YOUR GOAL -
Report the number of lines in these entries that contain "Settings". Write only the number.

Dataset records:
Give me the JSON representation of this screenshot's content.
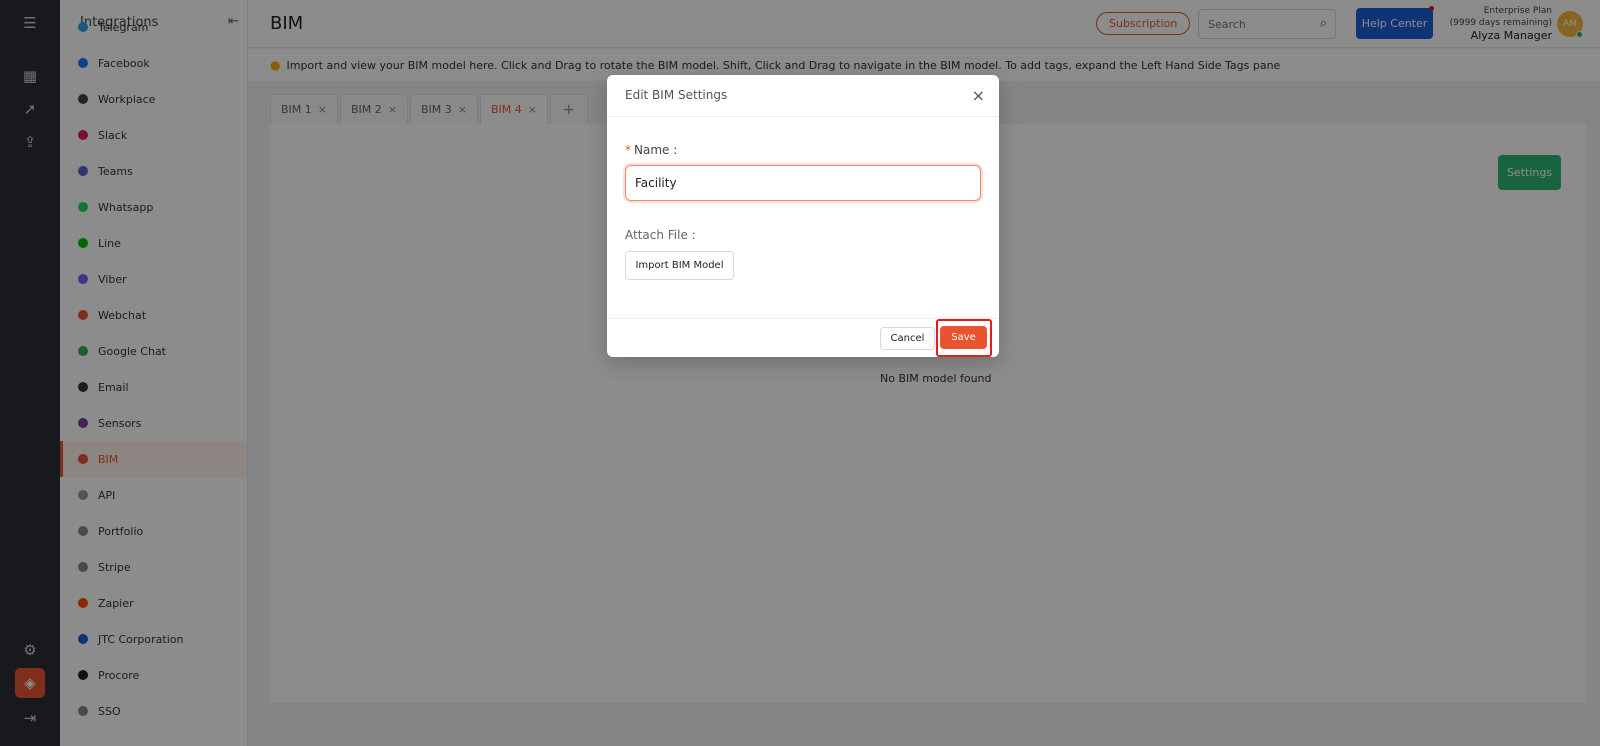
{
  "colors": {
    "accent": "#e8542f",
    "primary": "#1a5fd8",
    "success": "#2eb673",
    "rail": "#2b2f36"
  },
  "rail": {
    "icons": [
      "menu-icon",
      "dashboard-icon",
      "rocket-icon",
      "upload-icon",
      "gear-icon",
      "cube-icon",
      "logout-icon"
    ]
  },
  "sidenav": {
    "title": "Integrations",
    "items": [
      {
        "label": "Telegram",
        "color": "#2aa3e0"
      },
      {
        "label": "Facebook",
        "color": "#1877f2"
      },
      {
        "label": "Workplace",
        "color": "#444444"
      },
      {
        "label": "Slack",
        "color": "#e01e5a"
      },
      {
        "label": "Teams",
        "color": "#5b5fc7"
      },
      {
        "label": "Whatsapp",
        "color": "#25d366"
      },
      {
        "label": "Line",
        "color": "#00b900"
      },
      {
        "label": "Viber",
        "color": "#7360f2"
      },
      {
        "label": "Webchat",
        "color": "#e8542f"
      },
      {
        "label": "Google Chat",
        "color": "#34a853"
      },
      {
        "label": "Email",
        "color": "#333333"
      },
      {
        "label": "Sensors",
        "color": "#7a3ea0"
      },
      {
        "label": "BIM",
        "color": "#e8542f"
      },
      {
        "label": "API",
        "color": "#999999"
      },
      {
        "label": "Portfolio",
        "color": "#888888"
      },
      {
        "label": "Stripe",
        "color": "#888888"
      },
      {
        "label": "Zapier",
        "color": "#ff4a00"
      },
      {
        "label": "JTC Corporation",
        "color": "#1a5fd8"
      },
      {
        "label": "Procore",
        "color": "#222222"
      },
      {
        "label": "SSO",
        "color": "#888888"
      }
    ]
  },
  "header": {
    "title": "BIM",
    "subscription_label": "Subscription",
    "search_placeholder": "Search",
    "help_label": "Help Center",
    "plan_name": "Enterprise Plan",
    "plan_remaining": "(9999 days remaining)",
    "user_name": "Alyza Manager",
    "avatar_initials": "AM"
  },
  "info": "Import and view your BIM model here. Click and Drag to rotate the BIM model. Shift, Click and Drag to navigate in the BIM model. To add tags, expand the Left Hand Side Tags pane",
  "tabs": [
    "BIM 1",
    "BIM 2",
    "BIM 3",
    "BIM 4"
  ],
  "tabs_add": "+",
  "tab_close": "×",
  "content": {
    "settings_label": "Settings",
    "empty_text": "No BIM model found"
  },
  "modal": {
    "title": "Edit BIM Settings",
    "close": "×",
    "name_required": "*",
    "name_label": "Name :",
    "name_value": "Facility",
    "attach_label": "Attach File :",
    "import_label": "Import BIM Model",
    "cancel_label": "Cancel",
    "save_label": "Save"
  }
}
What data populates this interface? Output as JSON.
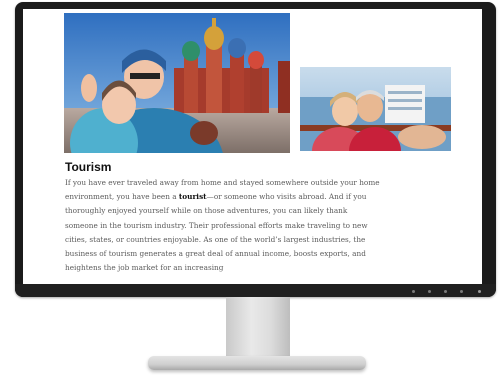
{
  "article": {
    "title": "Tourism",
    "body_part1": "If you have ever traveled away from home and stayed somewhere outside your home environment, you have been a ",
    "keyword": "tourist",
    "body_part2": "—or someone who visits abroad. And if you thoroughly enjoyed yourself while on those adventures, you can likely thank someone in the tourism industry. Their professional efforts make traveling to new cities, states, or countries enjoyable. As one of the world’s largest industries, the business of tourism generates a great deal of annual income, boosts exports, and heightens the job market for an increasing"
  },
  "images": {
    "main": "tourists-selfie-red-square-photo",
    "side": "couple-selfie-cruise-ship-photo"
  },
  "colors": {
    "bezel": "#1b1b1b",
    "title": "#111111",
    "body_text": "#5c5c5c",
    "stand": "#d9d9d9"
  }
}
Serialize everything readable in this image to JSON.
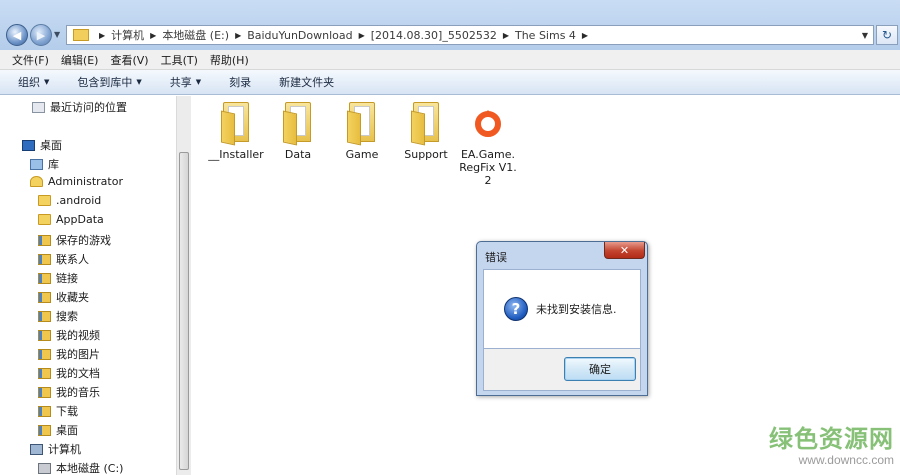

COMPLETED TASK -
2